[GIVEN EXERCISE] Count each line below that has "color" anywhere in it. Answer with the total alone.

[EXTRACTED ENTRIES]
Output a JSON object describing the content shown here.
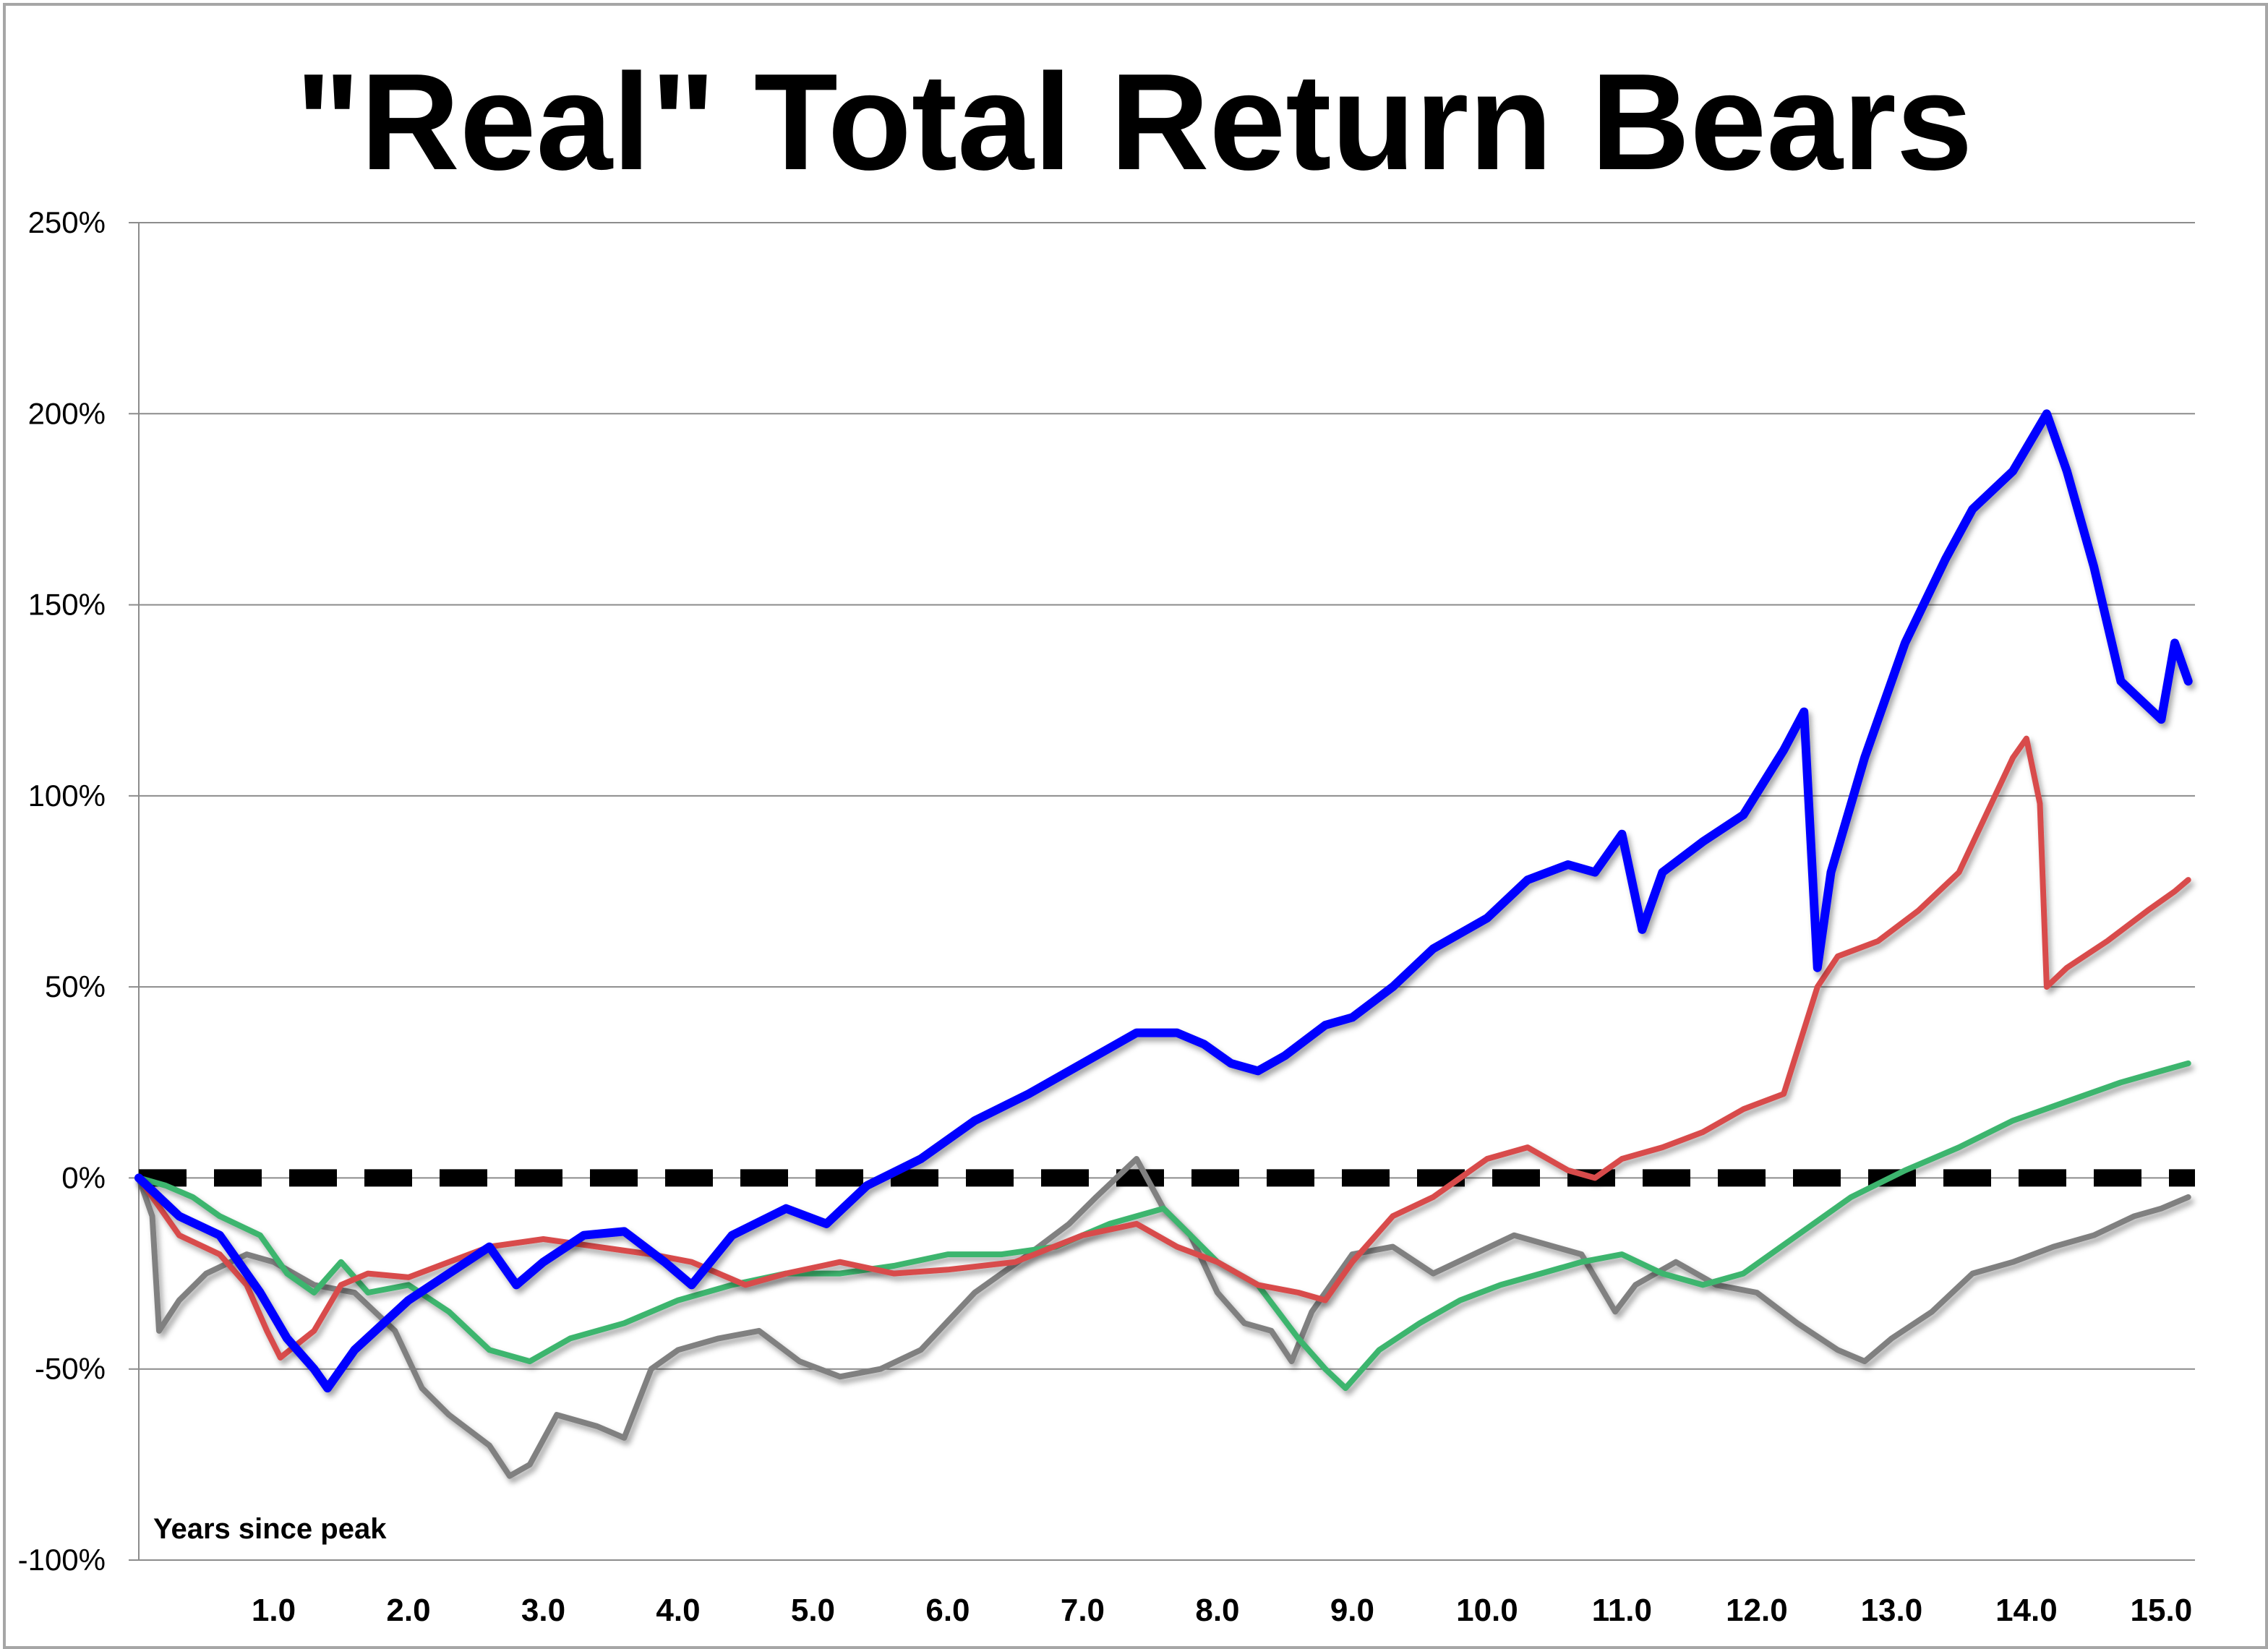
{
  "chart_data": {
    "type": "line",
    "title": "\"Real\" Total Return Bears",
    "xlabel": "Years since peak",
    "ylabel": "",
    "xlim": [
      0,
      15.25
    ],
    "ylim": [
      -100,
      250
    ],
    "xticks": [
      1,
      2,
      3,
      4,
      5,
      6,
      7,
      8,
      9,
      10,
      11,
      12,
      13,
      14,
      15
    ],
    "xtick_labels": [
      "1.0",
      "2.0",
      "3.0",
      "4.0",
      "5.0",
      "6.0",
      "7.0",
      "8.0",
      "9.0",
      "10.0",
      "11.0",
      "12.0",
      "13.0",
      "14.0",
      "15.0"
    ],
    "yticks": [
      -100,
      -50,
      0,
      50,
      100,
      150,
      200,
      250
    ],
    "ytick_labels": [
      "-100%",
      "-50%",
      "0%",
      "50%",
      "100%",
      "150%",
      "200%",
      "250%"
    ],
    "grid": "horizontal",
    "legend": "none",
    "reference_line": {
      "y": 0,
      "style": "dashed",
      "color": "#000000"
    },
    "series": [
      {
        "color": "#0000ff",
        "x": [
          0,
          0.3,
          0.6,
          0.9,
          1.1,
          1.3,
          1.4,
          1.6,
          2.0,
          2.3,
          2.6,
          2.8,
          3.0,
          3.3,
          3.6,
          3.9,
          4.1,
          4.4,
          4.8,
          5.1,
          5.4,
          5.8,
          6.2,
          6.6,
          7.0,
          7.4,
          7.7,
          7.9,
          8.1,
          8.3,
          8.5,
          8.8,
          9.0,
          9.3,
          9.6,
          10.0,
          10.3,
          10.6,
          10.8,
          11.0,
          11.15,
          11.3,
          11.6,
          11.9,
          12.2,
          12.35,
          12.45,
          12.55,
          12.8,
          13.1,
          13.4,
          13.6,
          13.9,
          14.15,
          14.3,
          14.5,
          14.7,
          14.85,
          15.0,
          15.1,
          15.2
        ],
        "y": [
          0,
          -10,
          -15,
          -30,
          -42,
          -50,
          -55,
          -45,
          -32,
          -25,
          -18,
          -28,
          -22,
          -15,
          -14,
          -22,
          -28,
          -15,
          -8,
          -12,
          -2,
          5,
          15,
          22,
          30,
          38,
          38,
          35,
          30,
          28,
          32,
          40,
          42,
          50,
          60,
          68,
          78,
          82,
          80,
          90,
          65,
          80,
          88,
          95,
          112,
          122,
          55,
          80,
          110,
          140,
          162,
          175,
          185,
          200,
          185,
          160,
          130,
          125,
          120,
          140,
          130
        ]
      },
      {
        "color": "#d84c4c",
        "x": [
          0,
          0.3,
          0.6,
          0.8,
          0.95,
          1.05,
          1.3,
          1.5,
          1.7,
          2.0,
          2.3,
          2.6,
          3.0,
          3.4,
          3.8,
          4.1,
          4.5,
          4.8,
          5.2,
          5.6,
          6.0,
          6.5,
          7.0,
          7.4,
          7.7,
          8.0,
          8.3,
          8.6,
          8.8,
          9.0,
          9.3,
          9.6,
          10.0,
          10.3,
          10.6,
          10.8,
          11.0,
          11.3,
          11.6,
          11.9,
          12.2,
          12.45,
          12.6,
          12.9,
          13.2,
          13.5,
          13.7,
          13.9,
          14.0,
          14.1,
          14.15,
          14.3,
          14.6,
          14.9,
          15.1,
          15.2
        ],
        "y": [
          0,
          -15,
          -20,
          -28,
          -40,
          -47,
          -40,
          -28,
          -25,
          -26,
          -22,
          -18,
          -16,
          -18,
          -20,
          -22,
          -28,
          -25,
          -22,
          -25,
          -24,
          -22,
          -15,
          -12,
          -18,
          -22,
          -28,
          -30,
          -32,
          -22,
          -10,
          -5,
          5,
          8,
          2,
          0,
          5,
          8,
          12,
          18,
          22,
          50,
          58,
          62,
          70,
          80,
          95,
          110,
          115,
          98,
          50,
          55,
          62,
          70,
          75,
          78
        ]
      },
      {
        "color": "#3cb56e",
        "x": [
          0,
          0.2,
          0.4,
          0.6,
          0.9,
          1.1,
          1.3,
          1.5,
          1.7,
          2.0,
          2.3,
          2.6,
          2.9,
          3.2,
          3.6,
          4.0,
          4.4,
          4.8,
          5.2,
          5.6,
          6.0,
          6.4,
          6.8,
          7.2,
          7.6,
          8.0,
          8.3,
          8.6,
          8.8,
          8.95,
          9.2,
          9.5,
          9.8,
          10.1,
          10.4,
          10.7,
          11.0,
          11.3,
          11.6,
          11.9,
          12.3,
          12.7,
          13.1,
          13.5,
          13.9,
          14.3,
          14.7,
          15.0,
          15.2
        ],
        "y": [
          0,
          -2,
          -5,
          -10,
          -15,
          -25,
          -30,
          -22,
          -30,
          -28,
          -35,
          -45,
          -48,
          -42,
          -38,
          -32,
          -28,
          -25,
          -25,
          -23,
          -20,
          -20,
          -18,
          -12,
          -8,
          -22,
          -28,
          -42,
          -50,
          -55,
          -45,
          -38,
          -32,
          -28,
          -25,
          -22,
          -20,
          -25,
          -28,
          -25,
          -15,
          -5,
          2,
          8,
          15,
          20,
          25,
          28,
          30
        ]
      },
      {
        "color": "#808080",
        "x": [
          0,
          0.1,
          0.15,
          0.3,
          0.5,
          0.8,
          1.0,
          1.3,
          1.6,
          1.9,
          2.1,
          2.3,
          2.6,
          2.75,
          2.9,
          3.1,
          3.4,
          3.6,
          3.8,
          4.0,
          4.3,
          4.6,
          4.9,
          5.2,
          5.5,
          5.8,
          6.2,
          6.6,
          6.9,
          7.1,
          7.4,
          7.6,
          7.8,
          8.0,
          8.2,
          8.4,
          8.55,
          8.7,
          9.0,
          9.3,
          9.6,
          9.9,
          10.2,
          10.5,
          10.7,
          10.95,
          11.1,
          11.4,
          11.7,
          12.0,
          12.3,
          12.6,
          12.8,
          13.0,
          13.3,
          13.6,
          13.9,
          14.2,
          14.5,
          14.8,
          15.0,
          15.2
        ],
        "y": [
          0,
          -10,
          -40,
          -32,
          -25,
          -20,
          -22,
          -28,
          -30,
          -40,
          -55,
          -62,
          -70,
          -78,
          -75,
          -62,
          -65,
          -68,
          -50,
          -45,
          -42,
          -40,
          -48,
          -52,
          -50,
          -45,
          -30,
          -20,
          -12,
          -5,
          5,
          -8,
          -15,
          -30,
          -38,
          -40,
          -48,
          -35,
          -20,
          -18,
          -25,
          -20,
          -15,
          -18,
          -20,
          -35,
          -28,
          -22,
          -28,
          -30,
          -38,
          -45,
          -48,
          -42,
          -35,
          -25,
          -22,
          -18,
          -15,
          -10,
          -8,
          -5
        ]
      }
    ]
  }
}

[COMPLETE RESPONSE] 5